__Task__: Go through the data below and return each line where the string "very" occurs.

Dataset rows for document pages
>>>

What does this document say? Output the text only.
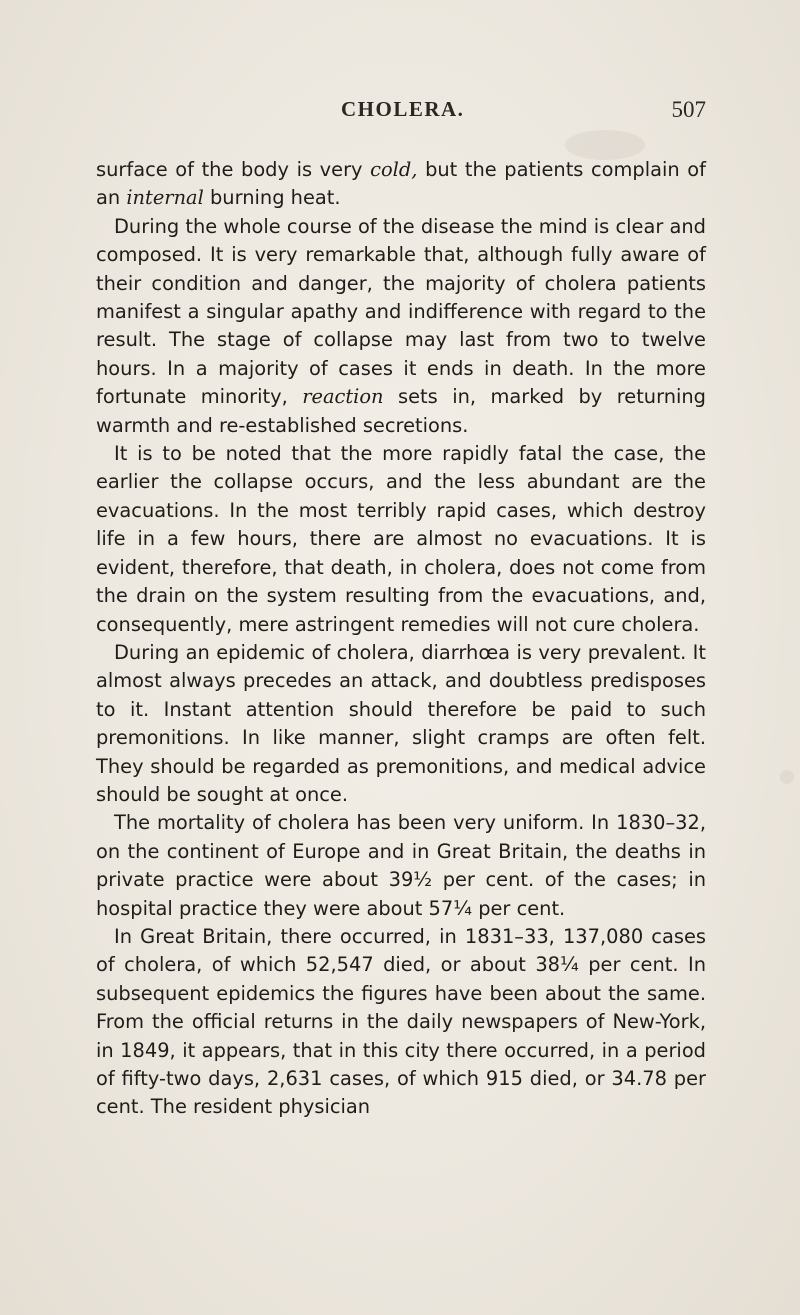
CHOLERA.	507

surface of the body is very cold, but the patients complain of an internal burning heat.

During the whole course of the disease the mind is clear and composed. It is very remarkable that, although fully aware of their condition and danger, the majority of cholera patients manifest a singular apathy and indifference with regard to the result. The stage of collapse may last from two to twelve hours. In a majority of cases it ends in death. In the more fortunate minority, reaction sets in, marked by returning warmth and re-established secretions.

It is to be noted that the more rapidly fatal the case, the earlier the collapse occurs, and the less abundant are the evacuations. In the most terribly rapid cases, which destroy life in a few hours, there are almost no evacuations. It is evident, therefore, that death, in cholera, does not come from the drain on the system resulting from the evacuations, and, consequently, mere astringent remedies will not cure cholera.

During an epidemic of cholera, diarrhœa is very prevalent. It almost always precedes an attack, and doubtless predisposes to it. Instant attention should therefore be paid to such premonitions. In like manner, slight cramps are often felt. They should be regarded as premonitions, and medical advice should be sought at once.

The mortality of cholera has been very uniform. In 1830–32, on the continent of Europe and in Great Britain, the deaths in private practice were about 39½ per cent. of the cases; in hospital practice they were about 57¼ per cent.

In Great Britain, there occurred, in 1831–33, 137,080 cases of cholera, of which 52,547 died, or about 38¼ per cent. In subsequent epidemics the figures have been about the same. From the official returns in the daily newspapers of New-York, in 1849, it appears, that in this city there occurred, in a period of fifty-two days, 2,631 cases, of which 915 died, or 34.78 per cent. The resident physician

<<<

__Answer space__:
surface of the body is very cold, but the patients complain of an internal burning heat.
During the whole course of the disease the mind is clear and composed. It is very remarkable that, although fully aware of their condition and danger, the majority of cholera patients manifest a singular apathy and indifference with regard to the result. The stage of collapse may last from two to twelve hours. In a majority of cases it ends in death. In the more fortunate minority, reaction sets in, marked by returning warmth and re-established secretions.
During an epidemic of cholera, diarrhœa is very prevalent. It almost always precedes an attack, and doubtless predisposes to it. Instant attention should therefore be paid to such premonitions. In like manner, slight cramps are often felt. They should be regarded as premonitions, and medical advice should be sought at once.
The mortality of cholera has been very uniform. In 1830–32, on the continent of Europe and in Great Britain, the deaths in private practice were about 39½ per cent. of the cases; in hospital practice they were about 57¼ per cent.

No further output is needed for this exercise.